> RECORDS PROVIDED:
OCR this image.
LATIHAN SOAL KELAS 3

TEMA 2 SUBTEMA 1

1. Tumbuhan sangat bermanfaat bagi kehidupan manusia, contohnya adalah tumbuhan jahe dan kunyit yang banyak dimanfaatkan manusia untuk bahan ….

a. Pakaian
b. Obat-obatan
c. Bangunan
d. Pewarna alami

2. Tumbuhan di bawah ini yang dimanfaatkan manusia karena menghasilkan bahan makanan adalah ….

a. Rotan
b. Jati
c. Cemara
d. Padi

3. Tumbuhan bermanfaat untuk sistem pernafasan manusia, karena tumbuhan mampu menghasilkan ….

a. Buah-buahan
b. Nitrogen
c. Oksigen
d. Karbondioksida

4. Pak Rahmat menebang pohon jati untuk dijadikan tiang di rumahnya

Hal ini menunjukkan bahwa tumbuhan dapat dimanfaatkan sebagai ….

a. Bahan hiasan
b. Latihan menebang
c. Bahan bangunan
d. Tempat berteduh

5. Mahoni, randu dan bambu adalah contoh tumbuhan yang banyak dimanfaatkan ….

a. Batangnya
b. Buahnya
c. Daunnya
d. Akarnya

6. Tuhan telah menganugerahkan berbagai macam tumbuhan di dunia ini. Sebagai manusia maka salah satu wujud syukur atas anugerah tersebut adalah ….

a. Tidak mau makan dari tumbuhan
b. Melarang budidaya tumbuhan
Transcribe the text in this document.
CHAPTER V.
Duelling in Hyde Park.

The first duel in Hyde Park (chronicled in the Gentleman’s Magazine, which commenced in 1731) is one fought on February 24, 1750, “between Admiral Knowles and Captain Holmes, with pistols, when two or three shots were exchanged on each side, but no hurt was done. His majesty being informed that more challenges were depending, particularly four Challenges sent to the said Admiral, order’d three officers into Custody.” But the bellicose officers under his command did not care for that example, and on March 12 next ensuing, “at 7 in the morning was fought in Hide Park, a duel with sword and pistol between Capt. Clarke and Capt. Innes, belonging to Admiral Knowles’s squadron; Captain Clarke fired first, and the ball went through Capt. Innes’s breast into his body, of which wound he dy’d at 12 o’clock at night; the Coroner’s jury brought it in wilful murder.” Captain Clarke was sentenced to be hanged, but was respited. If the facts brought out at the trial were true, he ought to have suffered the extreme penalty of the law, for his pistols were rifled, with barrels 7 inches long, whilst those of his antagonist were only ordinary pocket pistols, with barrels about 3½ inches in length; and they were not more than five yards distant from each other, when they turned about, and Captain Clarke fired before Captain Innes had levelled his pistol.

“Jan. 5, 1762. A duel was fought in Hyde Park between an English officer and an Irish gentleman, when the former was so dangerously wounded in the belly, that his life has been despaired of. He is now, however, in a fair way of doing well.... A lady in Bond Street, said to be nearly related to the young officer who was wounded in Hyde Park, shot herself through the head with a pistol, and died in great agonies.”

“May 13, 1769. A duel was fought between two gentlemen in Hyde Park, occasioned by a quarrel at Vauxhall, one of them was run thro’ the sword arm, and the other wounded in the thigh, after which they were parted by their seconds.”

> STATED PROBLEM: Set down each entry again, unchanged.

> WRITTEN SOLUTION:
OCR this image.
LATIHAN SOAL KELAS 3

TEMA 2 SUBTEMA 1

1. Tumbuhan sangat bermanfaat bagi kehidupan manusia, contohnya adalah tumbuhan jahe dan kunyit yang banyak dimanfaatkan manusia untuk bahan ….

a. Pakaian
b. Obat-obatan
c. Bangunan
d. Pewarna alami

2. Tumbuhan di bawah ini yang dimanfaatkan manusia karena menghasilkan bahan makanan adalah ….

a. Rotan
b. Jati
c. Cemara
d. Padi

3. Tumbuhan bermanfaat untuk sistem pernafasan manusia, karena tumbuhan mampu menghasilkan ….

a. Buah-buahan
b. Nitrogen
c. Oksigen
d. Karbondioksida

4. Pak Rahmat menebang pohon jati untuk dijadikan tiang di rumahnya

Hal ini menunjukkan bahwa tumbuhan dapat dimanfaatkan sebagai ….

a. Bahan hiasan
b. Latihan menebang
c. Bahan bangunan
d. Tempat berteduh

5. Mahoni, randu dan bambu adalah contoh tumbuhan yang banyak dimanfaatkan ….

a. Batangnya
b. Buahnya
c. Daunnya
d. Akarnya

6. Tuhan telah menganugerahkan berbagai macam tumbuhan di dunia ini. Sebagai manusia maka salah satu wujud syukur atas anugerah tersebut adalah ….

a. Tidak mau makan dari tumbuhan
b. Melarang budidaya tumbuhan
Transcribe the text in this document.
CHAPTER V.
Duelling in Hyde Park.

The first duel in Hyde Park (chronicled in the Gentleman’s Magazine, which commenced in 1731) is one fought on February 24, 1750, “between Admiral Knowles and Captain Holmes, with pistols, when two or three shots were exchanged on each side, but no hurt was done. His majesty being informed that more challenges were depending, particularly four Challenges sent to the said Admiral, order’d three officers into Custody.” But the bellicose officers under his command did not care for that example, and on March 12 next ensuing, “at 7 in the morning was fought in Hide Park, a duel with sword and pistol between Capt. Clarke and Capt. Innes, belonging to Admiral Knowles’s squadron; Captain Clarke fired first, and the ball went through Capt. Innes’s breast into his body, of which wound he dy’d at 12 o’clock at night; the Coroner’s jury brought it in wilful murder.” Captain Clarke was sentenced to be hanged, but was respited. If the facts brought out at the trial were true, he ought to have suffered the extreme penalty of the law, for his pistols were rifled, with barrels 7 inches long, whilst those of his antagonist were only ordinary pocket pistols, with barrels about 3½ inches in length; and they were not more than five yards distant from each other, when they turned about, and Captain Clarke fired before Captain Innes had levelled his pistol.

“Jan. 5, 1762. A duel was fought in Hyde Park between an English officer and an Irish gentleman, when the former was so dangerously wounded in the belly, that his life has been despaired of. He is now, however, in a fair way of doing well.... A lady in Bond Street, said to be nearly related to the young officer who was wounded in Hyde Park, shot herself through the head with a pistol, and died in great agonies.”

“May 13, 1769. A duel was fought between two gentlemen in Hyde Park, occasioned by a quarrel at Vauxhall, one of them was run thro’ the sword arm, and the other wounded in the thigh, after which they were parted by their seconds.”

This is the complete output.